Stored dataset items
....
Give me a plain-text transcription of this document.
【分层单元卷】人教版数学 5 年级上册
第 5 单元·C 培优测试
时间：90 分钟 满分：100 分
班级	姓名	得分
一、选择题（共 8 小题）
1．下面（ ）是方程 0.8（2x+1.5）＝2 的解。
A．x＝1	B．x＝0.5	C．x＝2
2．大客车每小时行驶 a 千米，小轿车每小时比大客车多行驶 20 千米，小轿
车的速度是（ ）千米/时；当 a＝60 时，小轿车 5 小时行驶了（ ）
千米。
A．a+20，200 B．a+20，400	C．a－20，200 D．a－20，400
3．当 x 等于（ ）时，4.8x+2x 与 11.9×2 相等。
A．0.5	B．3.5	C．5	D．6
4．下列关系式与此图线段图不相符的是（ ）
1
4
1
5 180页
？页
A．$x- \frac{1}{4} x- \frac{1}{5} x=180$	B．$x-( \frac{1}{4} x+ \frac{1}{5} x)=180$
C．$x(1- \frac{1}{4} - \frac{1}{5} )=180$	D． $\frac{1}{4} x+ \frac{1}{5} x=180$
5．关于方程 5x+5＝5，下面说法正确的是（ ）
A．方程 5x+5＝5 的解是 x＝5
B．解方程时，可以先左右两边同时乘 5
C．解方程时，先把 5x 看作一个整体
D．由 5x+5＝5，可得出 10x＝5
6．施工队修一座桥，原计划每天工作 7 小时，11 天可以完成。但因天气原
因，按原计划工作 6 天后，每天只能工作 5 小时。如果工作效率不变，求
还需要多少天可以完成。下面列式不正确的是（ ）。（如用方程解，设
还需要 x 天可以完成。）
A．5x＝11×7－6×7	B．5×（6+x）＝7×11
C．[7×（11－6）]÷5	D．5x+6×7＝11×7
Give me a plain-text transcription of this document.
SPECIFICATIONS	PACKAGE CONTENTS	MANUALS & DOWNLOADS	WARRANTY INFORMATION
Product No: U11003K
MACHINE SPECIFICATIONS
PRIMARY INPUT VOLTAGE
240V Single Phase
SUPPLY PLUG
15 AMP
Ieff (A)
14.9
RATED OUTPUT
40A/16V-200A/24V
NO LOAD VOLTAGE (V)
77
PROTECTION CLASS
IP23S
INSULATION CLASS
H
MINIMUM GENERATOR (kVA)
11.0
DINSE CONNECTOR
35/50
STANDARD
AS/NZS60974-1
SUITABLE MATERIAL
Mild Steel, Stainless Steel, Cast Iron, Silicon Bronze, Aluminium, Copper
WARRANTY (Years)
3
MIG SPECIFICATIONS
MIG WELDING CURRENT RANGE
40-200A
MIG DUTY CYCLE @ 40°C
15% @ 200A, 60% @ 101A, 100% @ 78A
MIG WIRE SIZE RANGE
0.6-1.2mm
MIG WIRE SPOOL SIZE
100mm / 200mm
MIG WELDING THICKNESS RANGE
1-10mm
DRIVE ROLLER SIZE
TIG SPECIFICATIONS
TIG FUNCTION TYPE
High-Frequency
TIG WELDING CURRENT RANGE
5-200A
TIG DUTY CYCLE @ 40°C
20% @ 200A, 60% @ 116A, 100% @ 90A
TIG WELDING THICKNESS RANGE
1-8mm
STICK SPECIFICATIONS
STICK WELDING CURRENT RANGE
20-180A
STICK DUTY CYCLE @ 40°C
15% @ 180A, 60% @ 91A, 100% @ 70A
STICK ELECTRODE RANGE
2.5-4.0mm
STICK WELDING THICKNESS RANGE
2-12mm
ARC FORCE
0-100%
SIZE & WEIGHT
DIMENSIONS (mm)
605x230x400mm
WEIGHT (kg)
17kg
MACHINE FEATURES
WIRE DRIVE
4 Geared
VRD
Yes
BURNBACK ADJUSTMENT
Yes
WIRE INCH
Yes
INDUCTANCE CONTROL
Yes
....
Task objective:
Reproduce the material verbatim, line by line.

Complete response:
Give me a plain-text transcription of this document.
【分层单元卷】人教版数学 5 年级上册
第 5 单元·C 培优测试
时间：90 分钟 满分：100 分
班级	姓名	得分
一、选择题（共 8 小题）
1．下面（ ）是方程 0.8（2x+1.5）＝2 的解。
A．x＝1	B．x＝0.5	C．x＝2
2．大客车每小时行驶 a 千米，小轿车每小时比大客车多行驶 20 千米，小轿
车的速度是（ ）千米/时；当 a＝60 时，小轿车 5 小时行驶了（ ）
千米。
A．a+20，200 B．a+20，400	C．a－20，200 D．a－20，400
3．当 x 等于（ ）时，4.8x+2x 与 11.9×2 相等。
A．0.5	B．3.5	C．5	D．6
4．下列关系式与此图线段图不相符的是（ ）
1
4
1
5 180页
？页
A．$x- \frac{1}{4} x- \frac{1}{5} x=180$	B．$x-( \frac{1}{4} x+ \frac{1}{5} x)=180$
C．$x(1- \frac{1}{4} - \frac{1}{5} )=180$	D． $\frac{1}{4} x+ \frac{1}{5} x=180$
5．关于方程 5x+5＝5，下面说法正确的是（ ）
A．方程 5x+5＝5 的解是 x＝5
B．解方程时，可以先左右两边同时乘 5
C．解方程时，先把 5x 看作一个整体
D．由 5x+5＝5，可得出 10x＝5
6．施工队修一座桥，原计划每天工作 7 小时，11 天可以完成。但因天气原
因，按原计划工作 6 天后，每天只能工作 5 小时。如果工作效率不变，求
还需要多少天可以完成。下面列式不正确的是（ ）。（如用方程解，设
还需要 x 天可以完成。）
A．5x＝11×7－6×7	B．5×（6+x）＝7×11
C．[7×（11－6）]÷5	D．5x+6×7＝11×7
Give me a plain-text transcription of this document.
SPECIFICATIONS	PACKAGE CONTENTS	MANUALS & DOWNLOADS	WARRANTY INFORMATION
Product No: U11003K
MACHINE SPECIFICATIONS
PRIMARY INPUT VOLTAGE
240V Single Phase
SUPPLY PLUG
15 AMP
Ieff (A)
14.9
RATED OUTPUT
40A/16V-200A/24V
NO LOAD VOLTAGE (V)
77
PROTECTION CLASS
IP23S
INSULATION CLASS
H
MINIMUM GENERATOR (kVA)
11.0
DINSE CONNECTOR
35/50
STANDARD
AS/NZS60974-1
SUITABLE MATERIAL
Mild Steel, Stainless Steel, Cast Iron, Silicon Bronze, Aluminium, Copper
WARRANTY (Years)
3
MIG SPECIFICATIONS
MIG WELDING CURRENT RANGE
40-200A
MIG DUTY CYCLE @ 40°C
15% @ 200A, 60% @ 101A, 100% @ 78A
MIG WIRE SIZE RANGE
0.6-1.2mm
MIG WIRE SPOOL SIZE
100mm / 200mm
MIG WELDING THICKNESS RANGE
1-10mm
DRIVE ROLLER SIZE
TIG SPECIFICATIONS
TIG FUNCTION TYPE
High-Frequency
TIG WELDING CURRENT RANGE
5-200A
TIG DUTY CYCLE @ 40°C
20% @ 200A, 60% @ 116A, 100% @ 90A
TIG WELDING THICKNESS RANGE
1-8mm
STICK SPECIFICATIONS
STICK WELDING CURRENT RANGE
20-180A
STICK DUTY CYCLE @ 40°C
15% @ 180A, 60% @ 91A, 100% @ 70A
STICK ELECTRODE RANGE
2.5-4.0mm
STICK WELDING THICKNESS RANGE
2-12mm
ARC FORCE
0-100%
SIZE & WEIGHT
DIMENSIONS (mm)
605x230x400mm
WEIGHT (kg)
17kg
MACHINE FEATURES
WIRE DRIVE
4 Geared
VRD
Yes
BURNBACK ADJUSTMENT
Yes
WIRE INCH
Yes
INDUCTANCE CONTROL
Yes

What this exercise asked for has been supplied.